Pictures do not belong in the copy; restate the records below word for word.
======== Provided data
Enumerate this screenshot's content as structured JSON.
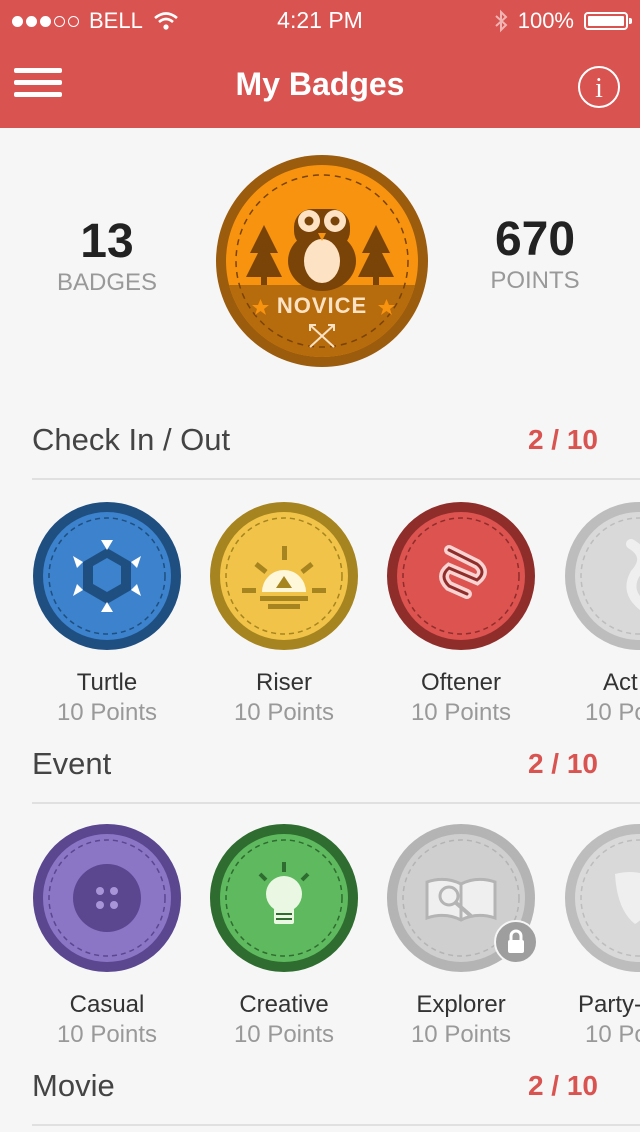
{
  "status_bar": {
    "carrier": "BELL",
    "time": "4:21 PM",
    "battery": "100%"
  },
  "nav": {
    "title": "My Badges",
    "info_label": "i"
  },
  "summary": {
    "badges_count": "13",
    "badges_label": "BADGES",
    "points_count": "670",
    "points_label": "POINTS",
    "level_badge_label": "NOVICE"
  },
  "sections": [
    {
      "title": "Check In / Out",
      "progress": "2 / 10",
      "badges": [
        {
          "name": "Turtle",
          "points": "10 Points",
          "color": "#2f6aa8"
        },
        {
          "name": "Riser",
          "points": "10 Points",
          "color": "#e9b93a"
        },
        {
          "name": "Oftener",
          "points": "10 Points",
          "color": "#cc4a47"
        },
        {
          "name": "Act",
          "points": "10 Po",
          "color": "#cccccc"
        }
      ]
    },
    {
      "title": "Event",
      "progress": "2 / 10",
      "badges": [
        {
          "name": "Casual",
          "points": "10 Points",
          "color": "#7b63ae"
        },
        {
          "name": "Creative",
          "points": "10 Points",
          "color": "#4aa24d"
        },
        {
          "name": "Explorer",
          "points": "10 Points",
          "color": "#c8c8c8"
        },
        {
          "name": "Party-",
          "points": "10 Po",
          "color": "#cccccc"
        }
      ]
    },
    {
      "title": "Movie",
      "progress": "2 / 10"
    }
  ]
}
================
### Solved problem
Enumerate this screenshot's content as structured JSON.
{
  "status_bar": {
    "carrier": "BELL",
    "time": "4:21 PM",
    "battery": "100%"
  },
  "nav": {
    "title": "My Badges",
    "info_label": "i"
  },
  "summary": {
    "badges_count": "13",
    "badges_label": "BADGES",
    "points_count": "670",
    "points_label": "POINTS",
    "level_badge_label": "NOVICE"
  },
  "sections": [
    {
      "title": "Check In / Out",
      "progress": "2 / 10",
      "badges": [
        {
          "name": "Turtle",
          "points": "10 Points",
          "color": "#2f6aa8"
        },
        {
          "name": "Riser",
          "points": "10 Points",
          "color": "#e9b93a"
        },
        {
          "name": "Oftener",
          "points": "10 Points",
          "color": "#cc4a47"
        },
        {
          "name": "Act",
          "points": "10 Po",
          "color": "#cccccc"
        }
      ]
    },
    {
      "title": "Event",
      "progress": "2 / 10",
      "badges": [
        {
          "name": "Casual",
          "points": "10 Points",
          "color": "#7b63ae"
        },
        {
          "name": "Creative",
          "points": "10 Points",
          "color": "#4aa24d"
        },
        {
          "name": "Explorer",
          "points": "10 Points",
          "color": "#c8c8c8"
        },
        {
          "name": "Party-",
          "points": "10 Po",
          "color": "#cccccc"
        }
      ]
    },
    {
      "title": "Movie",
      "progress": "2 / 10"
    }
  ]
}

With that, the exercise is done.